• _EXERCISE DESCRIPTION_
All lines holding the string "title" are to be shown.

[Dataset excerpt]
● ● ● ●
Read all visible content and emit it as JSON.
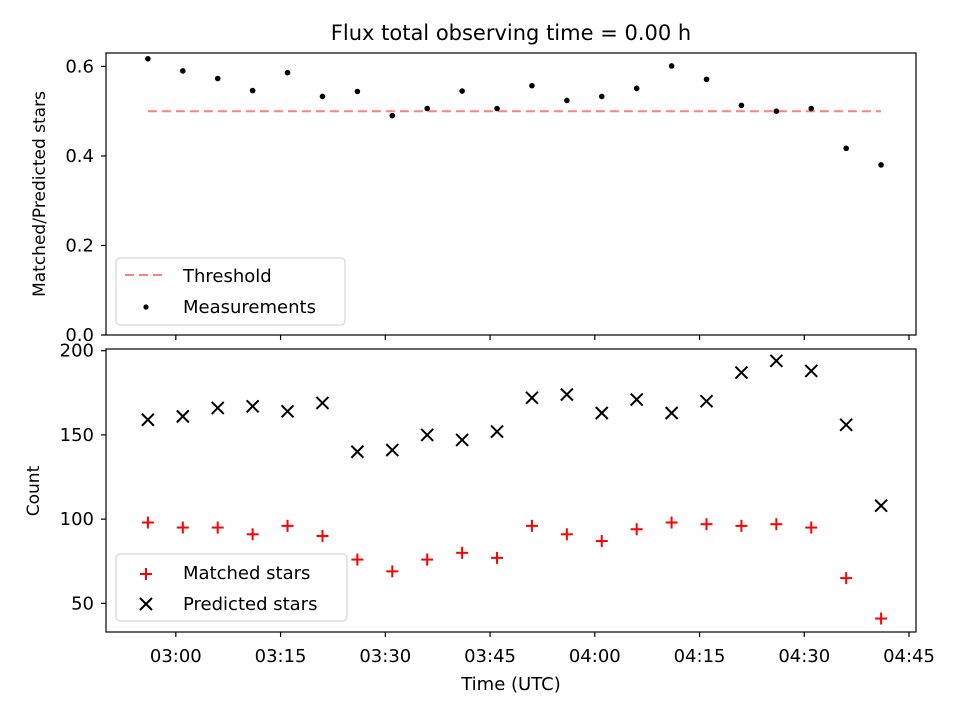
{
  "chart_data": [
    {
      "type": "scatter",
      "title": "Flux total observing time = 0.00 h",
      "xlabel": "",
      "ylabel": "Matched/Predicted stars",
      "xlim": [
        "02:50",
        "04:46"
      ],
      "ylim": [
        0,
        0.63
      ],
      "x_ticks": [
        "03:00",
        "03:15",
        "03:30",
        "03:45",
        "04:00",
        "04:15",
        "04:30",
        "04:45"
      ],
      "y_ticks": [
        "0.0",
        "0.2",
        "0.4",
        "0.6"
      ],
      "legend_position": "lower-left",
      "series": [
        {
          "name": "Threshold",
          "kind": "line",
          "style": "dashed",
          "color": "#ff7f7f",
          "x": [
            "02:56",
            "04:41"
          ],
          "y": [
            0.5,
            0.5
          ]
        },
        {
          "name": "Measurements",
          "kind": "scatter",
          "marker": "dot",
          "color": "#000000",
          "x": [
            "02:56",
            "03:01",
            "03:06",
            "03:11",
            "03:16",
            "03:21",
            "03:26",
            "03:31",
            "03:36",
            "03:41",
            "03:46",
            "03:51",
            "03:56",
            "04:01",
            "04:06",
            "04:11",
            "04:16",
            "04:21",
            "04:26",
            "04:31",
            "04:36",
            "04:41"
          ],
          "y": [
            0.617,
            0.59,
            0.573,
            0.546,
            0.586,
            0.533,
            0.544,
            0.49,
            0.506,
            0.545,
            0.506,
            0.557,
            0.524,
            0.533,
            0.551,
            0.601,
            0.571,
            0.513,
            0.5,
            0.506,
            0.417,
            0.38
          ]
        }
      ]
    },
    {
      "type": "scatter",
      "title": "",
      "xlabel": "Time (UTC)",
      "ylabel": "Count",
      "xlim": [
        "02:50",
        "04:46"
      ],
      "ylim": [
        33,
        201
      ],
      "x_ticks": [
        "03:00",
        "03:15",
        "03:30",
        "03:45",
        "04:00",
        "04:15",
        "04:30",
        "04:45"
      ],
      "y_ticks": [
        "50",
        "100",
        "150",
        "200"
      ],
      "legend_position": "lower-left",
      "series": [
        {
          "name": "Matched stars",
          "kind": "scatter",
          "marker": "plus",
          "color": "#ff0000",
          "x": [
            "02:56",
            "03:01",
            "03:06",
            "03:11",
            "03:16",
            "03:21",
            "03:26",
            "03:31",
            "03:36",
            "03:41",
            "03:46",
            "03:51",
            "03:56",
            "04:01",
            "04:06",
            "04:11",
            "04:16",
            "04:21",
            "04:26",
            "04:31",
            "04:36",
            "04:41"
          ],
          "y": [
            98,
            95,
            95,
            91,
            96,
            90,
            76,
            69,
            76,
            80,
            77,
            96,
            91,
            87,
            94,
            98,
            97,
            96,
            97,
            95,
            65,
            41
          ]
        },
        {
          "name": "Predicted stars",
          "kind": "scatter",
          "marker": "x",
          "color": "#000000",
          "x": [
            "02:56",
            "03:01",
            "03:06",
            "03:11",
            "03:16",
            "03:21",
            "03:26",
            "03:31",
            "03:36",
            "03:41",
            "03:46",
            "03:51",
            "03:56",
            "04:01",
            "04:06",
            "04:11",
            "04:16",
            "04:21",
            "04:26",
            "04:31",
            "04:36",
            "04:41"
          ],
          "y": [
            159,
            161,
            166,
            167,
            164,
            169,
            140,
            141,
            150,
            147,
            152,
            172,
            174,
            163,
            171,
            163,
            170,
            187,
            194,
            188,
            156,
            108
          ]
        }
      ]
    }
  ]
}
● ● ● ●
• _THE ANSWER_
      "title": "Flux total observing time = 0.00 h",
      "title": "",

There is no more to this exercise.